EXCERPTED PASSAGE
★ ★ ★ ★ ★
A book that goes out under our imprint should be a book the author is proud to have on the shelf, and one that a librarian is willing to accession into a permanent collection. That is the simple test we apply.
A note on terminology

The phrase "peer review" is used in many different senses across academic publishing. We use it here in its plain meaning: that scholarly manuscripts submitted to us are read and evaluated by scholars in the field, whose reports inform our editorial decisions. We do not at this time operate a formal anonymous double-blind system of the kind run by major journals. We aim to be transparent about what we do.

II.
Part Two

Publication Ethics

The principles below govern our relationship with authors and contributors. They are informed by widely accepted standards in academic publishing, including the recommendations of the Committee on Publication Ethics (COPE).

Originality & plagiarism

Authors must submit only their own original work. All sources, ideas, and direct quotations from other authors must be properly cited. Manuscripts found to contain unattributed material from other works will be returned to the author for correction or, in serious cases, declined outright. Where plagiarism is discovered after publication, we will issue a public correction, errata, or in extreme cases retract the work and notify libraries that hold deposit copies.

Authorship & acknowledgment

Everyone listed as an author of a work must have made a substantial intellectual contribution to it. Other forms of contribution — research assistance, technical support, financial support — should be acknowledged in the appropriate section, not by listing the contributor as an author. Authors are responsible for ensuring that all listed co-authors have approved the final manuscript before submission.

Conflicts of interest

Authors should disclose any financial, personal, or institutional relationships that might reasonably be seen to influence their work. Editors and external readers should similarly recuse themselves from any decision in which they have a direct stake. We do not expect academic work to be conducted in a vacuum, but we do expect honesty about the conditions in which it was produced.
★ ★ ★ ★ ★
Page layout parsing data
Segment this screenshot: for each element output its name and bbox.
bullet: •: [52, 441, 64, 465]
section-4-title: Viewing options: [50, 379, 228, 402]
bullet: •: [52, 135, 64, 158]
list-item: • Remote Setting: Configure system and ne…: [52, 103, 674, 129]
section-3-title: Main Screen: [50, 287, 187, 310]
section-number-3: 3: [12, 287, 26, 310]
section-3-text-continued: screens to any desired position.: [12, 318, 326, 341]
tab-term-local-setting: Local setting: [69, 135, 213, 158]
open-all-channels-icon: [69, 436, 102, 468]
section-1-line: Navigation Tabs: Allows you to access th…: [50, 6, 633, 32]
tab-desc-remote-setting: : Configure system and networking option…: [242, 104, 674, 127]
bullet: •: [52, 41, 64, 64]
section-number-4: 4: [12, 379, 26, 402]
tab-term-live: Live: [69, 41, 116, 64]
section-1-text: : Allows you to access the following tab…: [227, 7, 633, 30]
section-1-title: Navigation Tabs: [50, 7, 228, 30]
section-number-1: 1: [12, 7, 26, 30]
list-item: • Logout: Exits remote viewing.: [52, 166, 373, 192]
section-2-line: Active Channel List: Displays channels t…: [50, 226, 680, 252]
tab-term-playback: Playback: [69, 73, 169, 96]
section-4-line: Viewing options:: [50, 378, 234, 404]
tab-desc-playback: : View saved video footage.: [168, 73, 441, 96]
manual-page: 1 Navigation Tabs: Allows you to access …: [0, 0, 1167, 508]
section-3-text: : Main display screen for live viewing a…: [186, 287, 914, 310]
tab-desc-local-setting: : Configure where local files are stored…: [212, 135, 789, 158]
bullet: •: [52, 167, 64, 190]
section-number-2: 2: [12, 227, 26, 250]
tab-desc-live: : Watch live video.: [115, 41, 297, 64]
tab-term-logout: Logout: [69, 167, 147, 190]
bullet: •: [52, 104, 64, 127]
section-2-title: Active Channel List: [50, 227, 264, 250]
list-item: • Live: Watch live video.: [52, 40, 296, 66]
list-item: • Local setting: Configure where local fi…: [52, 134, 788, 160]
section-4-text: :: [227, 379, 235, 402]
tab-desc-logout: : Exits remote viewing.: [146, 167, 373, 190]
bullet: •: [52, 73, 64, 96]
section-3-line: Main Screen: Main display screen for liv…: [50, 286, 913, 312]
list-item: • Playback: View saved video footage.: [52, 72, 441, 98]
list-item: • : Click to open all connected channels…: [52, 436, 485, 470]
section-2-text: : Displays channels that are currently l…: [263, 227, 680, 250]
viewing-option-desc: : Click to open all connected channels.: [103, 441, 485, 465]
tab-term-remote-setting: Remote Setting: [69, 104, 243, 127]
★ ★ ★ ★ ★
INSTRUCTIONS
- 1) Output everything in the publisher's policy excerpt from "Originality & plagiarism" down to "hold deposit copies.", verbatim.
- 2) According to the publisher's policy excerpt, whose recommendations are named as informing its principles of publication ethics?
Draw only on the publisher's policy excerpt when responding.

SOLUTIONS
- 1)
Originality & plagiarism

Authors must submit only their own original work. All sources, ideas, and direct quotations from other authors must be properly cited. Manuscripts found to contain unattributed material from other works will be returned to the author for correction or, in serious cases, declined outright. Where plagiarism is discovered after publication, we will issue a public correction, errata, or in extreme cases retract the work and notify libraries that hold deposit copies.

- 2) The Committee on Publication Ethics (COPE).